Exercise goal: Find the lines containing "Monday" and say how many there are, with no other words.

Provided data:
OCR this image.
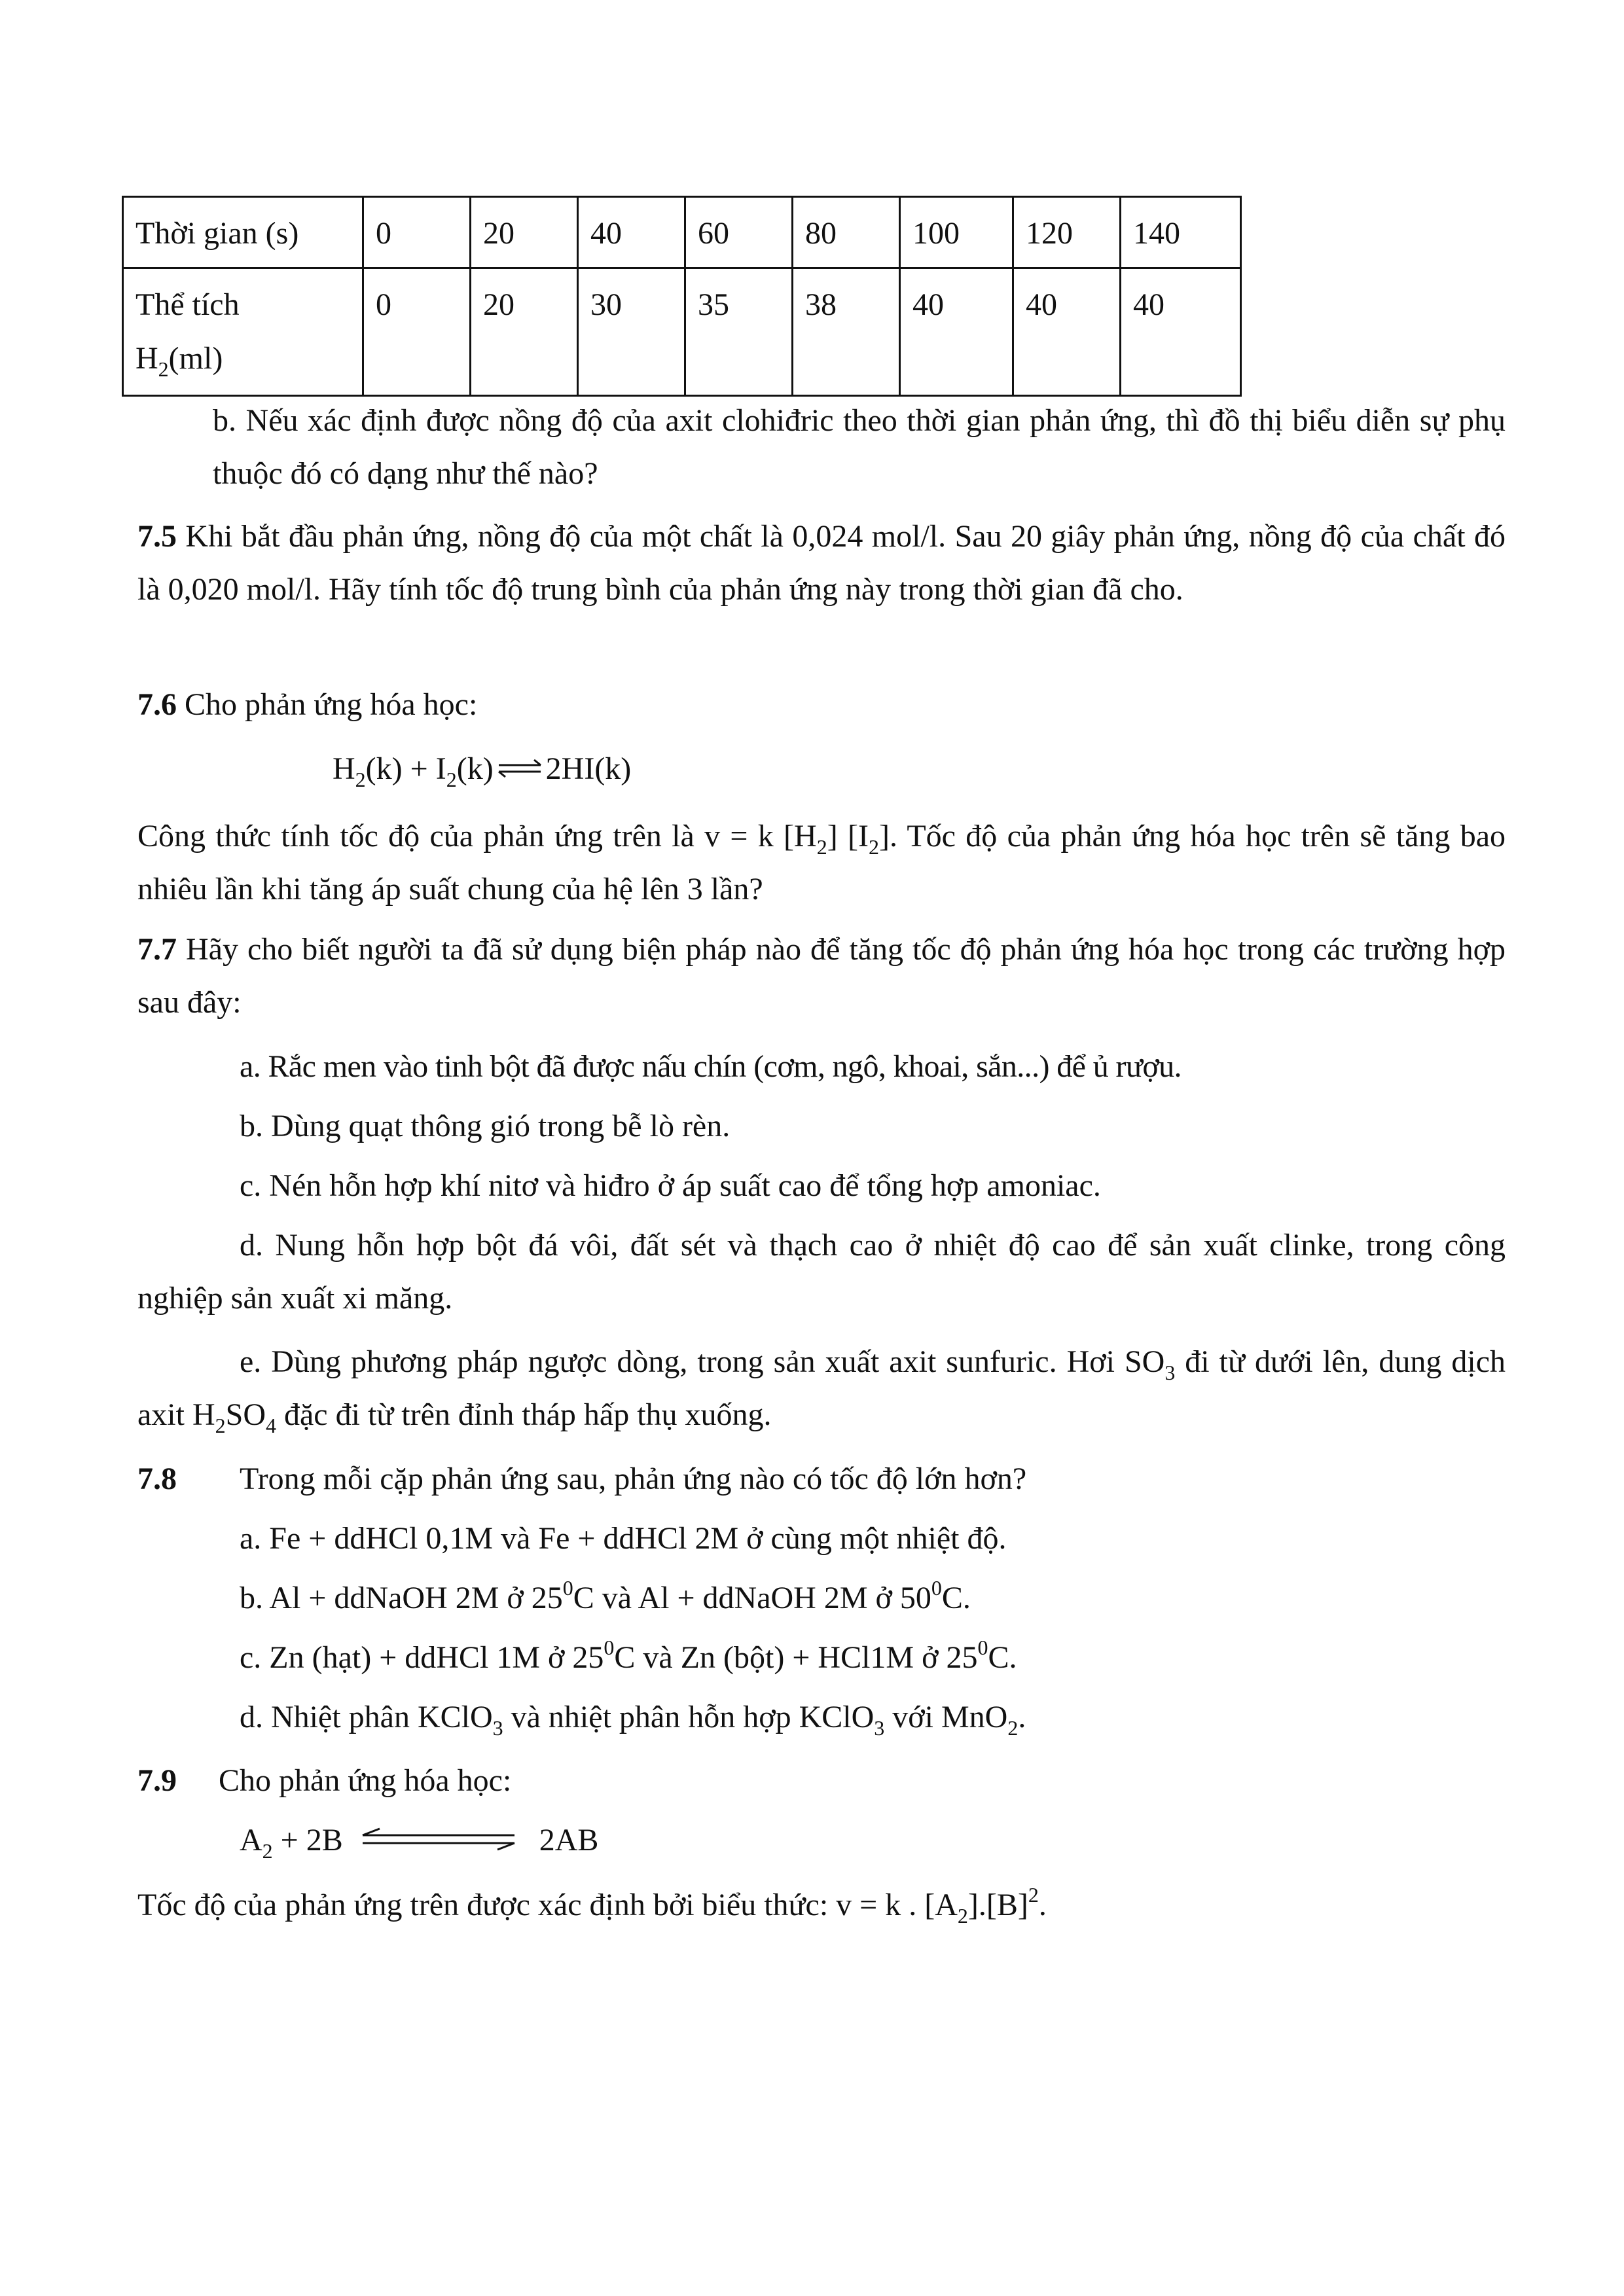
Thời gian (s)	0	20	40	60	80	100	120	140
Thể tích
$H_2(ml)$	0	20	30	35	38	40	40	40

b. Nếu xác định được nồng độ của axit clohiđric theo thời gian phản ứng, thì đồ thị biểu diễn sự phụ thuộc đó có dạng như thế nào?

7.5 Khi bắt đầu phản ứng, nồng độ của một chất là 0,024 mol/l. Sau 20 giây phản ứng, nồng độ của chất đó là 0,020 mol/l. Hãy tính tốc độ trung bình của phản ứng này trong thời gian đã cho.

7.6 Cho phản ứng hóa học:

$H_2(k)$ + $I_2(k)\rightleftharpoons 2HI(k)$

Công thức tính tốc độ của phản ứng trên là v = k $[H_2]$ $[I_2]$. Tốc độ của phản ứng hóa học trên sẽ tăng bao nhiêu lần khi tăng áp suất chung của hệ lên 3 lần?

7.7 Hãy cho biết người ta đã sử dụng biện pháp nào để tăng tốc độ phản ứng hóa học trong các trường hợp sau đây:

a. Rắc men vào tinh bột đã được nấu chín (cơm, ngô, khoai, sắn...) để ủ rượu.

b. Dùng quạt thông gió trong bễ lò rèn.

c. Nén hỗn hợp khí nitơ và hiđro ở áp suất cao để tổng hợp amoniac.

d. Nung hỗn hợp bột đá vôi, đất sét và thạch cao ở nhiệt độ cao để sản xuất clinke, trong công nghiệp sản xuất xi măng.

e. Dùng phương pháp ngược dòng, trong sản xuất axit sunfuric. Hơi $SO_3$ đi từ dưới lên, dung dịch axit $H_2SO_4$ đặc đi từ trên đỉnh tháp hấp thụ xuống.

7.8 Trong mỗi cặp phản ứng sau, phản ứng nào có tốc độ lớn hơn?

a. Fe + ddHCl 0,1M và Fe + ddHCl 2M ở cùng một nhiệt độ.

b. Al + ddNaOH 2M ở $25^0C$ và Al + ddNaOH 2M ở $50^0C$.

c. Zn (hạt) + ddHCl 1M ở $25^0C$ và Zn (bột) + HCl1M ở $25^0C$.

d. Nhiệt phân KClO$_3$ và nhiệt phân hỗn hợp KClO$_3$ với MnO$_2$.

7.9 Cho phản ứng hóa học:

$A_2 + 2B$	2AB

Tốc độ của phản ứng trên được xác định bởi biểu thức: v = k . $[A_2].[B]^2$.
--
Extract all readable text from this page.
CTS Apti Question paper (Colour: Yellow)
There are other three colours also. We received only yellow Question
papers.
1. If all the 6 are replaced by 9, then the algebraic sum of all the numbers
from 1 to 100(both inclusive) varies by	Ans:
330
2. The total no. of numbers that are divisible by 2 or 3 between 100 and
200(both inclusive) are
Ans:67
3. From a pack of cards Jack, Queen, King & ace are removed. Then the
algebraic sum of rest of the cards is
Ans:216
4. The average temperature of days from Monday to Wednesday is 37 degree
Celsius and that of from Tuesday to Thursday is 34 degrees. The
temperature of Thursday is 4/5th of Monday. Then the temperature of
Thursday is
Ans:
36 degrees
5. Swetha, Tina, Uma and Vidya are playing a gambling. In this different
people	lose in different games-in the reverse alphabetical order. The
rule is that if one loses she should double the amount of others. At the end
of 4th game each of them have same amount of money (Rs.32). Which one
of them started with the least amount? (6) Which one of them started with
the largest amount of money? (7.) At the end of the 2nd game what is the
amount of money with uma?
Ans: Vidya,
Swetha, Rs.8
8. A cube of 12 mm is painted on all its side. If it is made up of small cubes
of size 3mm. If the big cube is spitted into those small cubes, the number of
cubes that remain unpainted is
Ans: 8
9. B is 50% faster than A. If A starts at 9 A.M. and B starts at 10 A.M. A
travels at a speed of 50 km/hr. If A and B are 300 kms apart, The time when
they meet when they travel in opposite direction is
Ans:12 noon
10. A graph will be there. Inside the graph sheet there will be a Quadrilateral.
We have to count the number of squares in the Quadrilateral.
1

Final result: 2